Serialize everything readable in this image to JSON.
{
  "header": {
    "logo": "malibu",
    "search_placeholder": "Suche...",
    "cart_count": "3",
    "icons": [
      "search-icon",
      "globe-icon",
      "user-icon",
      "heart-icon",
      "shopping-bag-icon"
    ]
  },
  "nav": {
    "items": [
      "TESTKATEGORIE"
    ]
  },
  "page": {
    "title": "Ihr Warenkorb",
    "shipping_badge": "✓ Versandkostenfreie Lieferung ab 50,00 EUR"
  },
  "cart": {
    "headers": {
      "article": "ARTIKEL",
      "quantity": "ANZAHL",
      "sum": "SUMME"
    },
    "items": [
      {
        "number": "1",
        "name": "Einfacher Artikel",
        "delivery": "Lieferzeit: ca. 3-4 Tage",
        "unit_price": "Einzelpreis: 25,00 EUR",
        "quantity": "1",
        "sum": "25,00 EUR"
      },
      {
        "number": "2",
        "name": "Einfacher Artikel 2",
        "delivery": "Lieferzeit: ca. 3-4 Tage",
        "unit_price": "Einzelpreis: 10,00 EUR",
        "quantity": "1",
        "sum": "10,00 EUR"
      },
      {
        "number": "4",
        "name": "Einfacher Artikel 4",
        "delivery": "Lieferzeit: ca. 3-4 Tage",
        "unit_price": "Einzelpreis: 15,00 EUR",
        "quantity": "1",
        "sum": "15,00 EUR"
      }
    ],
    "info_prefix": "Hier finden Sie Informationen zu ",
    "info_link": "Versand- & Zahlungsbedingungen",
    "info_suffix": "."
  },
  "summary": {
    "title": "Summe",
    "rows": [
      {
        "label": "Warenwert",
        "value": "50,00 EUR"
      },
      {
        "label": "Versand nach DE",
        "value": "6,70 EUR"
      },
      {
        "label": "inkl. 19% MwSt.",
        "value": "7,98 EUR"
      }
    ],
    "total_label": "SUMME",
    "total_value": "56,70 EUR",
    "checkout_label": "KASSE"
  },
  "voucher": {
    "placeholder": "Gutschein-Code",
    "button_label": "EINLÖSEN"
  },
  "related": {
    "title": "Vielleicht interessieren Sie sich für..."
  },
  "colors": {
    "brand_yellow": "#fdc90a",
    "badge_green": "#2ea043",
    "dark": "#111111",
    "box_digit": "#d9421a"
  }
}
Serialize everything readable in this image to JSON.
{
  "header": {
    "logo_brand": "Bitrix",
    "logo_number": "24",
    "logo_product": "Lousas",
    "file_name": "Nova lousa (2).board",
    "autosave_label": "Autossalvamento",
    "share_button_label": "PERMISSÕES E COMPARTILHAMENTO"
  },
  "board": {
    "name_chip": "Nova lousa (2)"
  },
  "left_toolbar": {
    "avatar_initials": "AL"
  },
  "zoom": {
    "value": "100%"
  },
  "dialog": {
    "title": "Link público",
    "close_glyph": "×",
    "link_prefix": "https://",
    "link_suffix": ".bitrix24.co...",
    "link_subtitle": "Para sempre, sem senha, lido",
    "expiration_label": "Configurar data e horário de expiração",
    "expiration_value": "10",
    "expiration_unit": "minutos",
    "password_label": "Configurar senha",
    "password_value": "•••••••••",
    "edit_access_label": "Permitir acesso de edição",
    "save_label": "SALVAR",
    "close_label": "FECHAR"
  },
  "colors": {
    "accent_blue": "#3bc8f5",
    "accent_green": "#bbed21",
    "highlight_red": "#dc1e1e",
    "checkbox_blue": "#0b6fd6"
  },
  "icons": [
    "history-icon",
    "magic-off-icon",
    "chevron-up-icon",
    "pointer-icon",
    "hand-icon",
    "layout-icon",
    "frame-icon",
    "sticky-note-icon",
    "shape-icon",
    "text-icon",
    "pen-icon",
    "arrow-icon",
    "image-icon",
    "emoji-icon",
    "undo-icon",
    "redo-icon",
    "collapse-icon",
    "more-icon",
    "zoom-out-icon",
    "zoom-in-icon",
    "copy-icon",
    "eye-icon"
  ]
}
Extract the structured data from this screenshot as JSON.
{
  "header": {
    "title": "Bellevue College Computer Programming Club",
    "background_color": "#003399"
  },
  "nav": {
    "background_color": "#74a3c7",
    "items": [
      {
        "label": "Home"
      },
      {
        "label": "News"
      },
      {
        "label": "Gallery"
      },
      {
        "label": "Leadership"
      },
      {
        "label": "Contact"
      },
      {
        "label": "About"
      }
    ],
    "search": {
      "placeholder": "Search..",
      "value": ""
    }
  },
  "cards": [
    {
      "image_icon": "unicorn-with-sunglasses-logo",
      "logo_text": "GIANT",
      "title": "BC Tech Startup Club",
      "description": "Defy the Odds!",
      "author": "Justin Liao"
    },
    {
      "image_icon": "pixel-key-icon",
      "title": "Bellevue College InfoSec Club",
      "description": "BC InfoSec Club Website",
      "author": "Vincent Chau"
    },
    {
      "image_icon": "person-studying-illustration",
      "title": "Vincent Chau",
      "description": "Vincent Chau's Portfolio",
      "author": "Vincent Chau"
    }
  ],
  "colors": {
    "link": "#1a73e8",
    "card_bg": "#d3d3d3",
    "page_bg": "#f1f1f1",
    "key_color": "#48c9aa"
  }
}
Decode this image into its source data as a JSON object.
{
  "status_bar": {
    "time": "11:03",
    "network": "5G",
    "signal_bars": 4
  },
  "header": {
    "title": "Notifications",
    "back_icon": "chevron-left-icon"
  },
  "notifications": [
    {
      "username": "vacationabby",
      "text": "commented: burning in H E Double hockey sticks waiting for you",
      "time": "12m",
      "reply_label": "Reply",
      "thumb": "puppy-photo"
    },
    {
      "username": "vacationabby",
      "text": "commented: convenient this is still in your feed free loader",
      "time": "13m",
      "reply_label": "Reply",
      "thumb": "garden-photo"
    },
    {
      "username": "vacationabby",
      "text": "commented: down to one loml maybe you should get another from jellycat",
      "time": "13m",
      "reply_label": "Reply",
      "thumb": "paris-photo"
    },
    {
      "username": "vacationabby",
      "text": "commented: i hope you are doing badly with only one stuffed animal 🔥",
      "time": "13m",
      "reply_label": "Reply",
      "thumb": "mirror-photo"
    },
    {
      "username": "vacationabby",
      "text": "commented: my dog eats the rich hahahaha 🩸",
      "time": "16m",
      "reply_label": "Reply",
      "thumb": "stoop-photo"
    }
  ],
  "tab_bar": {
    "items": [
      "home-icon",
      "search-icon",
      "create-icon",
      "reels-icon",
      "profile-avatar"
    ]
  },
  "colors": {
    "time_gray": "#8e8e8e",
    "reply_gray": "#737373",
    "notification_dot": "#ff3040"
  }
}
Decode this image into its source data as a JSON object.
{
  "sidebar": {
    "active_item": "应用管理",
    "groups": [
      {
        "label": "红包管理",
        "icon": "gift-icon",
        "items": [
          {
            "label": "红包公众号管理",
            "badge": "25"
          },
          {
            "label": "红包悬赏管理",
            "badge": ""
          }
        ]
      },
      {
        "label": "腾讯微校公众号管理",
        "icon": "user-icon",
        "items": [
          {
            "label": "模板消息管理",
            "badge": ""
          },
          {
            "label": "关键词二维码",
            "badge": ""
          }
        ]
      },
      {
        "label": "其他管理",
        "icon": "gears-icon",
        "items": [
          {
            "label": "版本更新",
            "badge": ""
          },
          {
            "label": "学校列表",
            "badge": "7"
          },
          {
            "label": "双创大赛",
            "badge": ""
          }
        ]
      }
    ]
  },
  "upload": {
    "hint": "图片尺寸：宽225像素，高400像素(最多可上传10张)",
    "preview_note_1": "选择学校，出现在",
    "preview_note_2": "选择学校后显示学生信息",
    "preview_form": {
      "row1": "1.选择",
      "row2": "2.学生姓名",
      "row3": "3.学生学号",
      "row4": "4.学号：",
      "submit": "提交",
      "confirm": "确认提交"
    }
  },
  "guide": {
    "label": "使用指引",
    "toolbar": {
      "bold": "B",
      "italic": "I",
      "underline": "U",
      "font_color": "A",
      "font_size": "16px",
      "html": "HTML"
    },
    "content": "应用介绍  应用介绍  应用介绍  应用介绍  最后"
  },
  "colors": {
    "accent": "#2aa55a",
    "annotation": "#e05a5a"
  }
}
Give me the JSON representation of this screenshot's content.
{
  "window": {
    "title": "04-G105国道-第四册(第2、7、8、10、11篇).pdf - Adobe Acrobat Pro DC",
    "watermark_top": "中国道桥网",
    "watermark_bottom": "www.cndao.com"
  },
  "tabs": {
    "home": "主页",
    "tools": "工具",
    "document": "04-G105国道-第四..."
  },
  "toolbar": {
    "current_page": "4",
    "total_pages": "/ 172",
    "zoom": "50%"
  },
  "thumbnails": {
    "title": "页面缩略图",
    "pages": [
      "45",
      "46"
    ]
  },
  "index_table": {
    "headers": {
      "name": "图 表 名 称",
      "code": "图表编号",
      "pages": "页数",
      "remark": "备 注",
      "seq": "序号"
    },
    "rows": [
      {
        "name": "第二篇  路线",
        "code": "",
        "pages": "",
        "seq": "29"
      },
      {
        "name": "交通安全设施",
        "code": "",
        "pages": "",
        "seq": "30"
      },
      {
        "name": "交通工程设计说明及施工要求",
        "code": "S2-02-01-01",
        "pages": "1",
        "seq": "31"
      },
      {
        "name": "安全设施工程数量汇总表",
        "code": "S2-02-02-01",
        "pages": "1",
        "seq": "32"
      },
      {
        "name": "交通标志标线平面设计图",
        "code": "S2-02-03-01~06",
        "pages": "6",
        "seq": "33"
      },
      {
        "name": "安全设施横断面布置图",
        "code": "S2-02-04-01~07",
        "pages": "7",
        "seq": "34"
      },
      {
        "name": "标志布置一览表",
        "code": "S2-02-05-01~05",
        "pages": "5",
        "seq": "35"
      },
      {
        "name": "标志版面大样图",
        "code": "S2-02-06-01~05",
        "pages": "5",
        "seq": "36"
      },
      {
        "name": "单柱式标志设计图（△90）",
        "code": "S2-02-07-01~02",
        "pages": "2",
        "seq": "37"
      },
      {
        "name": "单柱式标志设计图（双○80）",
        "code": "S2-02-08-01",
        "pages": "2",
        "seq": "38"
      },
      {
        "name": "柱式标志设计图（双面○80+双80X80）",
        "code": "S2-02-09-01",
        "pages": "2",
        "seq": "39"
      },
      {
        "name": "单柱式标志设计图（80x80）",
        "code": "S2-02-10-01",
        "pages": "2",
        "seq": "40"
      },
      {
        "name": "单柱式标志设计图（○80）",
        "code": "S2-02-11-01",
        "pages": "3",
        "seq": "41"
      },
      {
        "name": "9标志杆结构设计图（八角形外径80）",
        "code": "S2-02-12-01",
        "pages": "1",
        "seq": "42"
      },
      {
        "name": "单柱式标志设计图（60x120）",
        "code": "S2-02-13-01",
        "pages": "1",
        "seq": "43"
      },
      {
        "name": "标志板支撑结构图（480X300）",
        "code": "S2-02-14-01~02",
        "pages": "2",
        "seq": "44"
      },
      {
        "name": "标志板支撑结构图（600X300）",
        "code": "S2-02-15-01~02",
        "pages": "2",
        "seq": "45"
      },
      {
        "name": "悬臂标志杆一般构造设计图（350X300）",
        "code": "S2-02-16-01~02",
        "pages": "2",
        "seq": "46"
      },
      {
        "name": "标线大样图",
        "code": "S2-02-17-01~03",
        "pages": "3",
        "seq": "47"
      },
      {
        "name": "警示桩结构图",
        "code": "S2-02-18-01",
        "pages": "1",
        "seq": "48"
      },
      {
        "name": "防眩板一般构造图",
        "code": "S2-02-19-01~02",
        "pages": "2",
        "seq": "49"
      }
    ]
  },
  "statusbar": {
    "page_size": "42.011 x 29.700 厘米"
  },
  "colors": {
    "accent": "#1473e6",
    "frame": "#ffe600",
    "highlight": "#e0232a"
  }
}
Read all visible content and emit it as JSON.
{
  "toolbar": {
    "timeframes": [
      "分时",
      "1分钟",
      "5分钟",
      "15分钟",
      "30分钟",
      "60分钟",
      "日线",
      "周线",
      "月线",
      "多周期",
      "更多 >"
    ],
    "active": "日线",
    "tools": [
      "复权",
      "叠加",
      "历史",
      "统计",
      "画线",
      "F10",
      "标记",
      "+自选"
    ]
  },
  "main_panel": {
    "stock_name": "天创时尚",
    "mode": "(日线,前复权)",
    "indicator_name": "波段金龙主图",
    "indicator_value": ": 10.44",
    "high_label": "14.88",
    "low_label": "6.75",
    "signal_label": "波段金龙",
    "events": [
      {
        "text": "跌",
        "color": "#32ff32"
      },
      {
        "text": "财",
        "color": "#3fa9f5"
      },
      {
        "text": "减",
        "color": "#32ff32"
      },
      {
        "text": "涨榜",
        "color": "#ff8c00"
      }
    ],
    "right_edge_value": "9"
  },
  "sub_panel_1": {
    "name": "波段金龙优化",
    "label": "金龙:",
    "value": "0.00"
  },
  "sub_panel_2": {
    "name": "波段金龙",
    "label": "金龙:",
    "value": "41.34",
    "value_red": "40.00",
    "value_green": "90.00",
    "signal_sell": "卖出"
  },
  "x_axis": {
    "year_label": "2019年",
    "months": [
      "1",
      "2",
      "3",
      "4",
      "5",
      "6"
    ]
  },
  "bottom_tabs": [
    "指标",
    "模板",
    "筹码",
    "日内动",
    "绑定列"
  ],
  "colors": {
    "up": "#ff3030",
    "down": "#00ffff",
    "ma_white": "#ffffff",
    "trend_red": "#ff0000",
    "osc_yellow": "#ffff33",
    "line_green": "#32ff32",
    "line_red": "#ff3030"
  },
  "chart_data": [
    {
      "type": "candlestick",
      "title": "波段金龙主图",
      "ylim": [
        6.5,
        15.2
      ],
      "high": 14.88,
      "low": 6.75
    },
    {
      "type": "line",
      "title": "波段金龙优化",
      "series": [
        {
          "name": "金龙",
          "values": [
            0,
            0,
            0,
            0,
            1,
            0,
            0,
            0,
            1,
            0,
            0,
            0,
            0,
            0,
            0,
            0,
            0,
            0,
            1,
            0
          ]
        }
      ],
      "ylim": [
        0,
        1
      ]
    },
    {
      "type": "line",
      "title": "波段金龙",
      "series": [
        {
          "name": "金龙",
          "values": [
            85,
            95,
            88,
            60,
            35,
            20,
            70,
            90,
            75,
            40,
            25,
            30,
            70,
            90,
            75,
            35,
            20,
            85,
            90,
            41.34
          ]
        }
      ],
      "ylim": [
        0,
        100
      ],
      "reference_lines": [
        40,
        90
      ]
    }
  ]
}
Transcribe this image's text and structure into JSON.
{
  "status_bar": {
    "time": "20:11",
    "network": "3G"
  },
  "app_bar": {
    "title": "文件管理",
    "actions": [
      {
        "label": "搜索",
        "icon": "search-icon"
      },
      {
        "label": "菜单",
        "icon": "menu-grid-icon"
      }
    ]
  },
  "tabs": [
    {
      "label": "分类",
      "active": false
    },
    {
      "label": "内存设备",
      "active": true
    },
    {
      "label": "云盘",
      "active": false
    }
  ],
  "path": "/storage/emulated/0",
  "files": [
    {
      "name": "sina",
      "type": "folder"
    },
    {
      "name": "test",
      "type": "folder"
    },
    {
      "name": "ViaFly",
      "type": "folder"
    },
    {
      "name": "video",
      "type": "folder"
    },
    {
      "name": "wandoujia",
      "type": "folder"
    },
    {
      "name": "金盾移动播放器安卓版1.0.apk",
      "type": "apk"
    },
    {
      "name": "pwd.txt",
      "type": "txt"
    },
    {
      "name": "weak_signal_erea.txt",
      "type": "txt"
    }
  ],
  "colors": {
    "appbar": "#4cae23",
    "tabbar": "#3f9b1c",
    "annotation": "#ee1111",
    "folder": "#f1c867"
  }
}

WHAT THIS TASK INVOLVES — From the entries above, copy every line containing the word "InfoSec".

TASK ANSWER —
      "title": "Bellevue College InfoSec Club",
      "description": "BC InfoSec Club Website",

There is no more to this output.